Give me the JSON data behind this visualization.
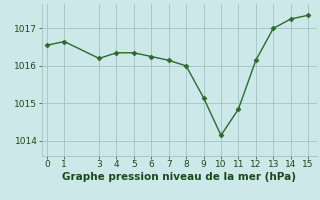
{
  "x": [
    0,
    1,
    3,
    4,
    5,
    6,
    7,
    8,
    9,
    10,
    11,
    12,
    13,
    14,
    15
  ],
  "y": [
    1016.55,
    1016.65,
    1016.2,
    1016.35,
    1016.35,
    1016.25,
    1016.15,
    1016.0,
    1015.15,
    1014.15,
    1014.85,
    1016.15,
    1017.0,
    1017.25,
    1017.35
  ],
  "line_color": "#2d6a2d",
  "marker": "D",
  "marker_size": 2.5,
  "line_width": 1.0,
  "background_color": "#cce8e8",
  "grid_color": "#a0c4c4",
  "xlabel": "Graphe pression niveau de la mer (hPa)",
  "xlabel_color": "#1a4a1a",
  "xlabel_fontsize": 7.5,
  "ylim": [
    1013.6,
    1017.65
  ],
  "yticks": [
    1014,
    1015,
    1016,
    1017
  ],
  "xlim": [
    -0.3,
    15.5
  ],
  "xticks": [
    0,
    1,
    3,
    4,
    5,
    6,
    7,
    8,
    9,
    10,
    11,
    12,
    13,
    14,
    15
  ],
  "tick_color": "#1a4a1a",
  "tick_fontsize": 6.5
}
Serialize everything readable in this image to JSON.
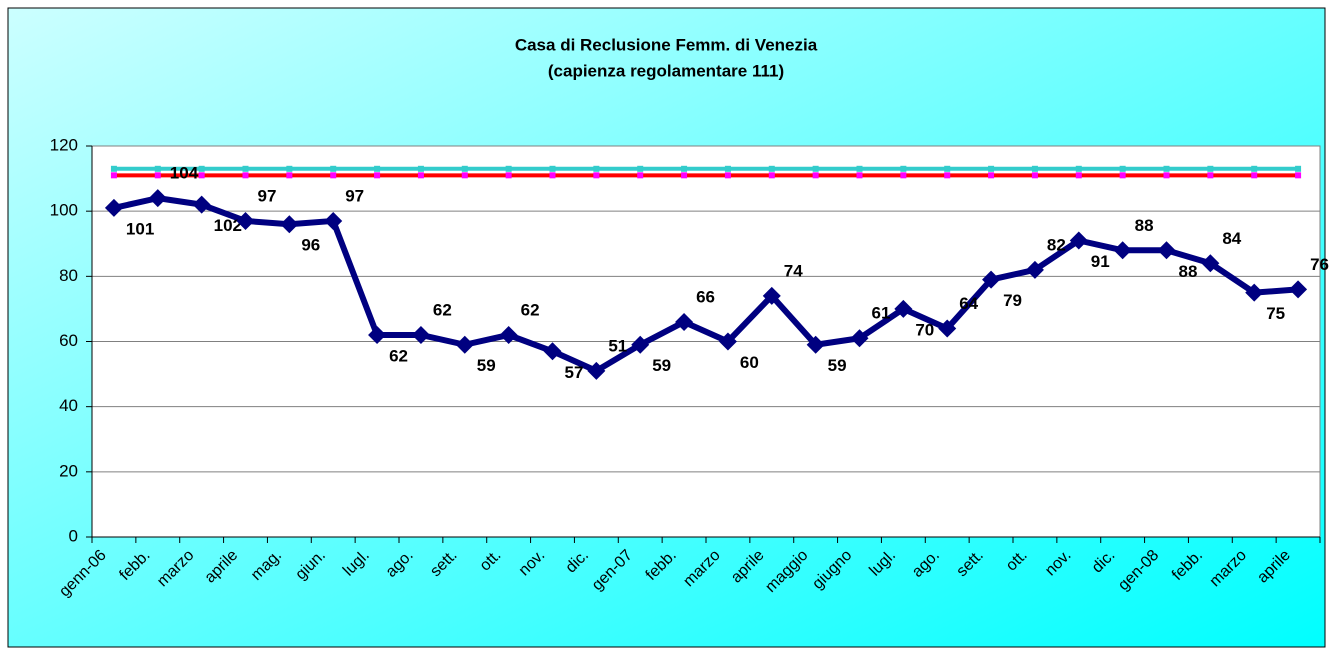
{
  "chart_data": {
    "type": "line",
    "title": "Casa di Reclusione Femm. di Venezia",
    "subtitle": "(capienza regolamentare 111)",
    "categories": [
      "genn-06",
      "febb.",
      "marzo",
      "aprile",
      "mag.",
      "giun.",
      "lugl.",
      "ago.",
      "sett.",
      "ott.",
      "nov.",
      "dic.",
      "gen-07",
      "febb.",
      "marzo",
      "aprile",
      "maggio",
      "giugno",
      "lugl.",
      "ago.",
      "sett.",
      "ott.",
      "nov.",
      "dic.",
      "gen-08",
      "febb.",
      "marzo",
      "aprile"
    ],
    "series": [
      {
        "color": "#000080",
        "marker_color": "#000080",
        "values": [
          101,
          104,
          102,
          97,
          96,
          97,
          62,
          62,
          59,
          62,
          57,
          51,
          59,
          66,
          60,
          74,
          59,
          61,
          70,
          64,
          79,
          82,
          91,
          88,
          88,
          84,
          75,
          76
        ],
        "data_labels": true
      },
      {
        "color": "#33cccc",
        "marker_color": "#33cccc",
        "values": [
          113,
          113,
          113,
          113,
          113,
          113,
          113,
          113,
          113,
          113,
          113,
          113,
          113,
          113,
          113,
          113,
          113,
          113,
          113,
          113,
          113,
          113,
          113,
          113,
          113,
          113,
          113,
          113
        ]
      },
      {
        "color": "#ff0000",
        "marker_color": "#ff00ff",
        "values": [
          111,
          111,
          111,
          111,
          111,
          111,
          111,
          111,
          111,
          111,
          111,
          111,
          111,
          111,
          111,
          111,
          111,
          111,
          111,
          111,
          111,
          111,
          111,
          111,
          111,
          111,
          111,
          111
        ]
      }
    ],
    "ylim": [
      0,
      120
    ],
    "yticks": [
      0,
      20,
      40,
      60,
      80,
      100,
      120
    ],
    "grid": true
  }
}
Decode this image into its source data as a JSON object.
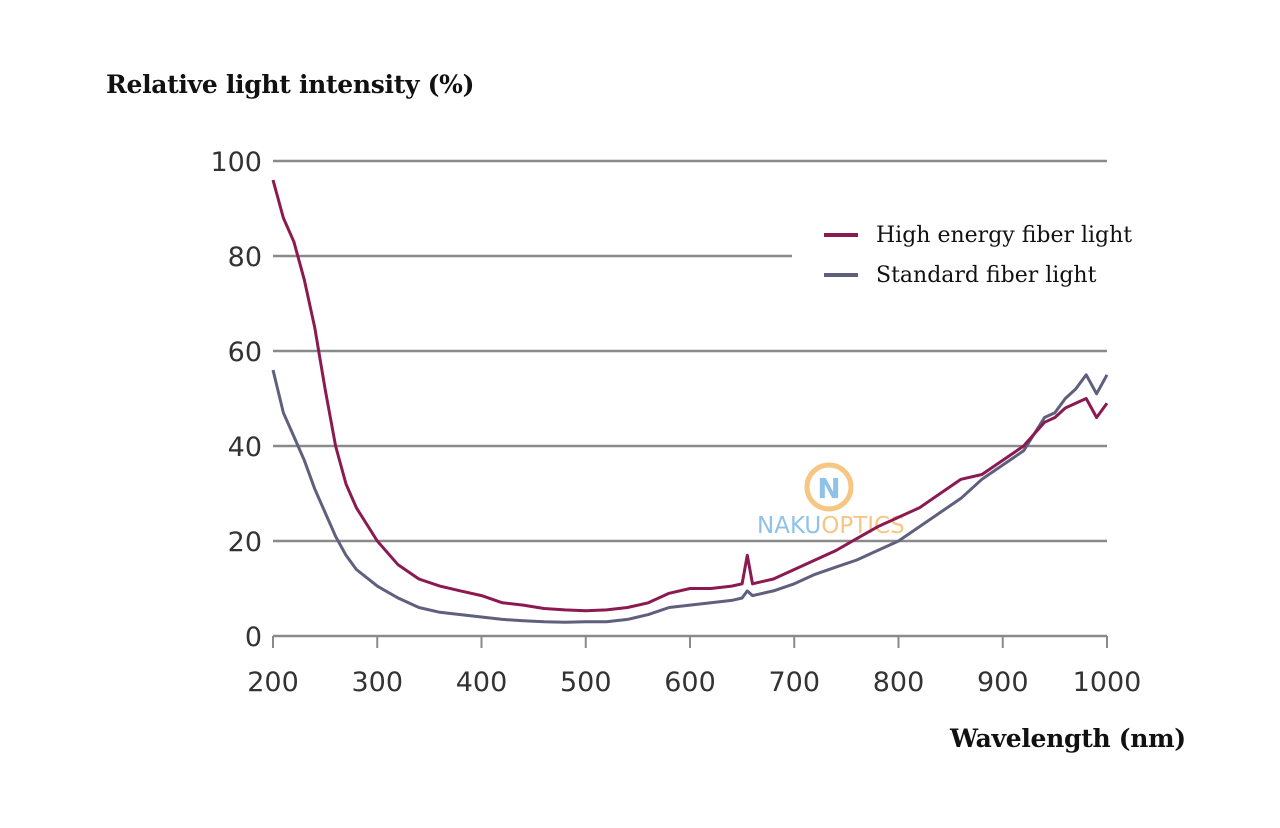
{
  "chart_data": {
    "type": "line",
    "title": "",
    "xlabel": "Wavelength (nm)",
    "ylabel": "Relative light intensity (%)",
    "xlim": [
      200,
      1000
    ],
    "ylim": [
      0,
      100
    ],
    "xticks": [
      200,
      300,
      400,
      500,
      600,
      700,
      800,
      900,
      1000
    ],
    "yticks": [
      0,
      20,
      40,
      60,
      80,
      100
    ],
    "grid": "horizontal",
    "legend_position": "top-right",
    "x": [
      200,
      210,
      220,
      230,
      240,
      250,
      260,
      270,
      280,
      300,
      320,
      340,
      360,
      380,
      400,
      420,
      440,
      460,
      480,
      500,
      520,
      540,
      560,
      580,
      600,
      620,
      640,
      650,
      655,
      660,
      680,
      700,
      720,
      740,
      760,
      780,
      800,
      820,
      840,
      860,
      880,
      900,
      920,
      940,
      950,
      960,
      970,
      980,
      990,
      1000
    ],
    "series": [
      {
        "name": "High energy fiber light",
        "color": "#8b1a50",
        "values": [
          96,
          88,
          83,
          75,
          65,
          52,
          40,
          32,
          27,
          20,
          15,
          12,
          10.5,
          9.5,
          8.5,
          7,
          6.5,
          5.8,
          5.5,
          5.3,
          5.5,
          6,
          7,
          9,
          10,
          10,
          10.5,
          11,
          17,
          11,
          12,
          14,
          16,
          18,
          20.5,
          23,
          25,
          27,
          30,
          33,
          34,
          37,
          40,
          45,
          46,
          48,
          49,
          50,
          46,
          49
        ]
      },
      {
        "name": "Standard fiber light",
        "color": "#5f5f7e",
        "values": [
          56,
          47,
          42,
          37,
          31,
          26,
          21,
          17,
          14,
          10.5,
          8,
          6,
          5,
          4.5,
          4,
          3.5,
          3.2,
          3,
          2.9,
          3,
          3,
          3.5,
          4.5,
          6,
          6.5,
          7,
          7.5,
          8,
          9.5,
          8.5,
          9.5,
          11,
          13,
          14.5,
          16,
          18,
          20,
          23,
          26,
          29,
          33,
          36,
          39,
          46,
          47,
          50,
          52,
          55,
          51,
          55
        ]
      }
    ]
  },
  "watermark": {
    "text": "NAKUOPTICS",
    "monogram": "N"
  }
}
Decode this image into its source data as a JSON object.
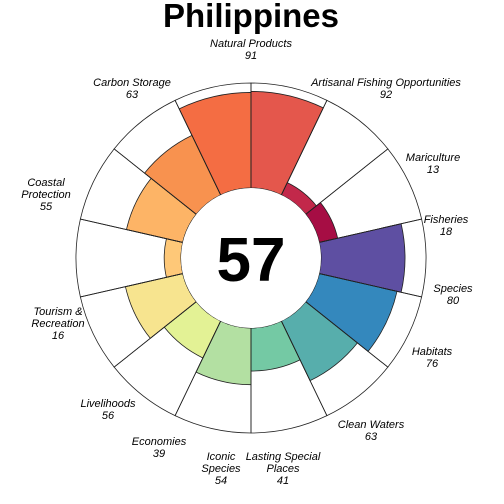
{
  "chart_data": {
    "type": "flower",
    "title": "Philippines",
    "score": "57",
    "max_value": 100,
    "petals": [
      {
        "name": "Natural Products",
        "value": 91,
        "color": "#f46d43"
      },
      {
        "name": "Artisanal Fishing Opportunities",
        "value": 92,
        "color": "#e4574c"
      },
      {
        "name": "Mariculture",
        "value": 13,
        "color": "#c2284a"
      },
      {
        "name": "Fisheries",
        "value": 18,
        "color": "#a60d44"
      },
      {
        "name": "Species",
        "value": 80,
        "color": "#5e4fa2"
      },
      {
        "name": "Habitats",
        "value": 76,
        "color": "#3488bd"
      },
      {
        "name": "Clean Waters",
        "value": 63,
        "color": "#57aeac"
      },
      {
        "name": "Lasting Special Places",
        "value": 41,
        "color": "#74c9a4"
      },
      {
        "name": "Iconic Species",
        "value": 54,
        "color": "#b3e0a2"
      },
      {
        "name": "Economies",
        "value": 39,
        "color": "#e3f295"
      },
      {
        "name": "Livelihoods",
        "value": 56,
        "color": "#f7e48f"
      },
      {
        "name": "Tourism & Recreation",
        "value": 16,
        "color": "#fec878"
      },
      {
        "name": "Coastal Protection",
        "value": 55,
        "color": "#fdb466"
      },
      {
        "name": "Carbon Storage",
        "value": 63,
        "color": "#f8924f"
      }
    ]
  }
}
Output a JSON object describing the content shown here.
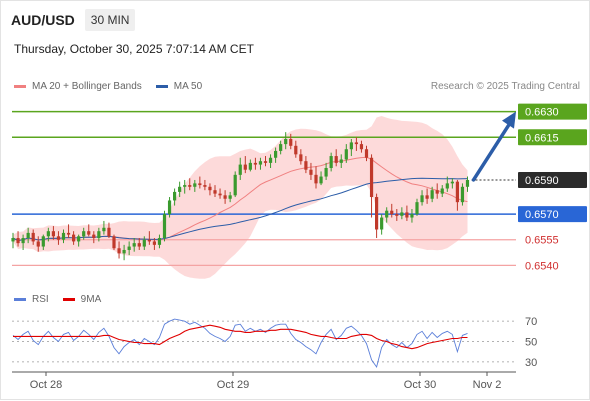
{
  "header": {
    "symbol": "AUD/USD",
    "timeframe": "30 MIN"
  },
  "datetime": "Thursday, October 30, 2025 7:07:14 AM CET",
  "legend": [
    {
      "label": "MA 20 + Bollinger Bands",
      "color": "#f08080"
    },
    {
      "label": "MA 50",
      "color": "#2c5da8"
    }
  ],
  "copyright": "Research © 2025 Trading Central",
  "rsi_legend": [
    {
      "label": "RSI",
      "color": "#5b7fd9"
    },
    {
      "label": "9MA",
      "color": "#e00000"
    }
  ],
  "colors": {
    "up": "#3a9a2e",
    "down": "#c0392b",
    "band_fill": "#fdd6d6",
    "ma20": "#f08080",
    "ma50": "#2c5da8",
    "resistance": "#5aa51e",
    "pivot": "#2966d6",
    "support": "#f4a3a3",
    "arrow": "#2c5da8"
  },
  "chart_data": [
    {
      "type": "candlestick",
      "title": "AUD/USD",
      "x_labels": [
        "Oct 28",
        "Oct 29",
        "Oct 30",
        "Nov 2"
      ],
      "ylim": [
        0.6532,
        0.6638
      ],
      "last_price": 0.659,
      "levels": [
        {
          "value": 0.663,
          "label": "0.6630",
          "kind": "resistance"
        },
        {
          "value": 0.6615,
          "label": "0.6615",
          "kind": "resistance"
        },
        {
          "value": 0.659,
          "label": "0.6590",
          "kind": "last"
        },
        {
          "value": 0.657,
          "label": "0.6570",
          "kind": "pivot"
        },
        {
          "value": 0.6555,
          "label": "0.6555",
          "kind": "support"
        },
        {
          "value": 0.654,
          "label": "0.6540",
          "kind": "support"
        }
      ],
      "forecast_target": 0.663,
      "ohlc": [
        [
          0.6554,
          0.6559,
          0.655,
          0.6556
        ],
        [
          0.6556,
          0.656,
          0.6551,
          0.6553
        ],
        [
          0.6553,
          0.6558,
          0.6549,
          0.6556
        ],
        [
          0.6556,
          0.6562,
          0.6553,
          0.6559
        ],
        [
          0.6559,
          0.6561,
          0.6552,
          0.6554
        ],
        [
          0.6554,
          0.6557,
          0.6548,
          0.6551
        ],
        [
          0.6551,
          0.6558,
          0.6549,
          0.6557
        ],
        [
          0.6557,
          0.6562,
          0.6554,
          0.656
        ],
        [
          0.656,
          0.6563,
          0.6555,
          0.6557
        ],
        [
          0.6557,
          0.656,
          0.6552,
          0.6555
        ],
        [
          0.6555,
          0.6561,
          0.6553,
          0.6559
        ],
        [
          0.6559,
          0.6564,
          0.6556,
          0.6558
        ],
        [
          0.6558,
          0.656,
          0.6552,
          0.6554
        ],
        [
          0.6554,
          0.6558,
          0.6551,
          0.6557
        ],
        [
          0.6557,
          0.6562,
          0.6555,
          0.656
        ],
        [
          0.656,
          0.6564,
          0.6557,
          0.6558
        ],
        [
          0.6558,
          0.656,
          0.6553,
          0.6556
        ],
        [
          0.6556,
          0.6562,
          0.6554,
          0.656
        ],
        [
          0.656,
          0.6566,
          0.6558,
          0.6562
        ],
        [
          0.6562,
          0.6565,
          0.6556,
          0.6557
        ],
        [
          0.6557,
          0.6558,
          0.6549,
          0.655
        ],
        [
          0.655,
          0.6554,
          0.6544,
          0.6547
        ],
        [
          0.6547,
          0.6552,
          0.6543,
          0.6549
        ],
        [
          0.6549,
          0.6554,
          0.6546,
          0.6551
        ],
        [
          0.6551,
          0.6556,
          0.6548,
          0.6553
        ],
        [
          0.6553,
          0.6556,
          0.6549,
          0.6551
        ],
        [
          0.6551,
          0.6557,
          0.6549,
          0.6555
        ],
        [
          0.6555,
          0.656,
          0.6552,
          0.6554
        ],
        [
          0.6554,
          0.6556,
          0.6549,
          0.6552
        ],
        [
          0.6552,
          0.6558,
          0.655,
          0.6556
        ],
        [
          0.6556,
          0.6572,
          0.6554,
          0.657
        ],
        [
          0.657,
          0.658,
          0.6568,
          0.6578
        ],
        [
          0.6578,
          0.6585,
          0.6575,
          0.6583
        ],
        [
          0.6583,
          0.6589,
          0.658,
          0.6586
        ],
        [
          0.6586,
          0.659,
          0.6582,
          0.6587
        ],
        [
          0.6587,
          0.6591,
          0.6584,
          0.6586
        ],
        [
          0.6586,
          0.659,
          0.6583,
          0.6588
        ],
        [
          0.6588,
          0.6592,
          0.6585,
          0.6587
        ],
        [
          0.6587,
          0.659,
          0.6584,
          0.6586
        ],
        [
          0.6586,
          0.6588,
          0.6581,
          0.6584
        ],
        [
          0.6584,
          0.6587,
          0.658,
          0.6582
        ],
        [
          0.6582,
          0.6585,
          0.6579,
          0.6581
        ],
        [
          0.6581,
          0.6584,
          0.6576,
          0.6579
        ],
        [
          0.6579,
          0.6583,
          0.6577,
          0.6581
        ],
        [
          0.6581,
          0.6595,
          0.658,
          0.6593
        ],
        [
          0.6593,
          0.6603,
          0.659,
          0.6599
        ],
        [
          0.6599,
          0.6604,
          0.6594,
          0.6596
        ],
        [
          0.6596,
          0.6602,
          0.6595,
          0.66
        ],
        [
          0.66,
          0.6603,
          0.6596,
          0.6599
        ],
        [
          0.6599,
          0.6603,
          0.6596,
          0.6601
        ],
        [
          0.6601,
          0.6604,
          0.6598,
          0.66
        ],
        [
          0.66,
          0.6605,
          0.6597,
          0.6603
        ],
        [
          0.6603,
          0.6609,
          0.66,
          0.6607
        ],
        [
          0.6607,
          0.6613,
          0.6605,
          0.6611
        ],
        [
          0.6611,
          0.6618,
          0.6608,
          0.6614
        ],
        [
          0.6614,
          0.6617,
          0.6608,
          0.661
        ],
        [
          0.661,
          0.6613,
          0.6603,
          0.6605
        ],
        [
          0.6605,
          0.6608,
          0.6599,
          0.6601
        ],
        [
          0.6601,
          0.6604,
          0.6594,
          0.6596
        ],
        [
          0.6596,
          0.66,
          0.659,
          0.6593
        ],
        [
          0.6593,
          0.6598,
          0.6585,
          0.6588
        ],
        [
          0.6588,
          0.6595,
          0.6587,
          0.6592
        ],
        [
          0.6592,
          0.66,
          0.659,
          0.6597
        ],
        [
          0.6597,
          0.6606,
          0.6595,
          0.6604
        ],
        [
          0.6604,
          0.6608,
          0.6598,
          0.66
        ],
        [
          0.66,
          0.6605,
          0.6597,
          0.6602
        ],
        [
          0.6602,
          0.6611,
          0.66,
          0.6608
        ],
        [
          0.6608,
          0.6614,
          0.6604,
          0.6612
        ],
        [
          0.6612,
          0.6615,
          0.6607,
          0.6611
        ],
        [
          0.6611,
          0.6613,
          0.6606,
          0.6608
        ],
        [
          0.6608,
          0.661,
          0.6601,
          0.6603
        ],
        [
          0.6603,
          0.6605,
          0.6568,
          0.658
        ],
        [
          0.658,
          0.6582,
          0.6556,
          0.6561
        ],
        [
          0.6561,
          0.657,
          0.6558,
          0.6568
        ],
        [
          0.6568,
          0.6574,
          0.6565,
          0.6572
        ],
        [
          0.6572,
          0.6576,
          0.6568,
          0.657
        ],
        [
          0.657,
          0.6573,
          0.6566,
          0.6569
        ],
        [
          0.6569,
          0.6574,
          0.6567,
          0.6571
        ],
        [
          0.6571,
          0.6575,
          0.6566,
          0.6568
        ],
        [
          0.6568,
          0.6573,
          0.6565,
          0.657
        ],
        [
          0.657,
          0.6579,
          0.6569,
          0.6577
        ],
        [
          0.6577,
          0.6584,
          0.6575,
          0.6581
        ],
        [
          0.6581,
          0.6585,
          0.6576,
          0.6579
        ],
        [
          0.6579,
          0.6586,
          0.6577,
          0.6584
        ],
        [
          0.6584,
          0.6588,
          0.6579,
          0.6582
        ],
        [
          0.6582,
          0.6587,
          0.658,
          0.6585
        ],
        [
          0.6585,
          0.6592,
          0.6583,
          0.6588
        ],
        [
          0.6588,
          0.6591,
          0.6585,
          0.6589
        ],
        [
          0.6589,
          0.659,
          0.6572,
          0.6577
        ],
        [
          0.6577,
          0.6588,
          0.6575,
          0.6586
        ],
        [
          0.6586,
          0.6592,
          0.6583,
          0.659
        ]
      ]
    },
    {
      "type": "line",
      "title": "RSI",
      "yticks": [
        30,
        50,
        70
      ],
      "ylim": [
        25,
        78
      ],
      "series": [
        {
          "name": "RSI",
          "values": [
            56,
            52,
            57,
            60,
            51,
            47,
            55,
            60,
            54,
            50,
            57,
            59,
            51,
            55,
            61,
            57,
            52,
            59,
            63,
            55,
            44,
            38,
            45,
            49,
            52,
            47,
            53,
            50,
            47,
            54,
            67,
            70,
            72,
            71,
            70,
            67,
            69,
            66,
            63,
            58,
            55,
            53,
            50,
            55,
            66,
            67,
            60,
            63,
            60,
            62,
            59,
            63,
            66,
            67,
            67,
            58,
            52,
            49,
            45,
            42,
            38,
            49,
            57,
            62,
            52,
            56,
            63,
            65,
            61,
            56,
            48,
            32,
            25,
            44,
            52,
            47,
            44,
            49,
            44,
            48,
            57,
            60,
            53,
            59,
            54,
            58,
            60,
            57,
            40,
            56,
            58
          ]
        },
        {
          "name": "9MA",
          "values": [
            55,
            55,
            55,
            55,
            55,
            55,
            55,
            55,
            55,
            55,
            55,
            55,
            55,
            55,
            55,
            55,
            55,
            55,
            56,
            56,
            54,
            52,
            51,
            50,
            49,
            49,
            48,
            48,
            48,
            47,
            50,
            53,
            55,
            57,
            60,
            62,
            63,
            64,
            65,
            66,
            65,
            64,
            62,
            61,
            60,
            60,
            59,
            59,
            60,
            60,
            60,
            61,
            61,
            62,
            62,
            62,
            61,
            60,
            59,
            57,
            56,
            55,
            55,
            54,
            53,
            53,
            53,
            55,
            56,
            57,
            57,
            56,
            53,
            51,
            50,
            48,
            47,
            45,
            44,
            43,
            44,
            46,
            48,
            49,
            50,
            51,
            52,
            53,
            53,
            54,
            54
          ]
        }
      ]
    }
  ]
}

□ □ □ □ □ □ □

◆ What you have to do: In the records above, locate the lines holding the word "this". Copy each of them.

◆ Written reply:
Give me the JSON data behind this visualization.
Serialize everything readable in this image to JSON.
Decode this image into its source data as a JSON object.
Decode this image into its source data as a JSON object.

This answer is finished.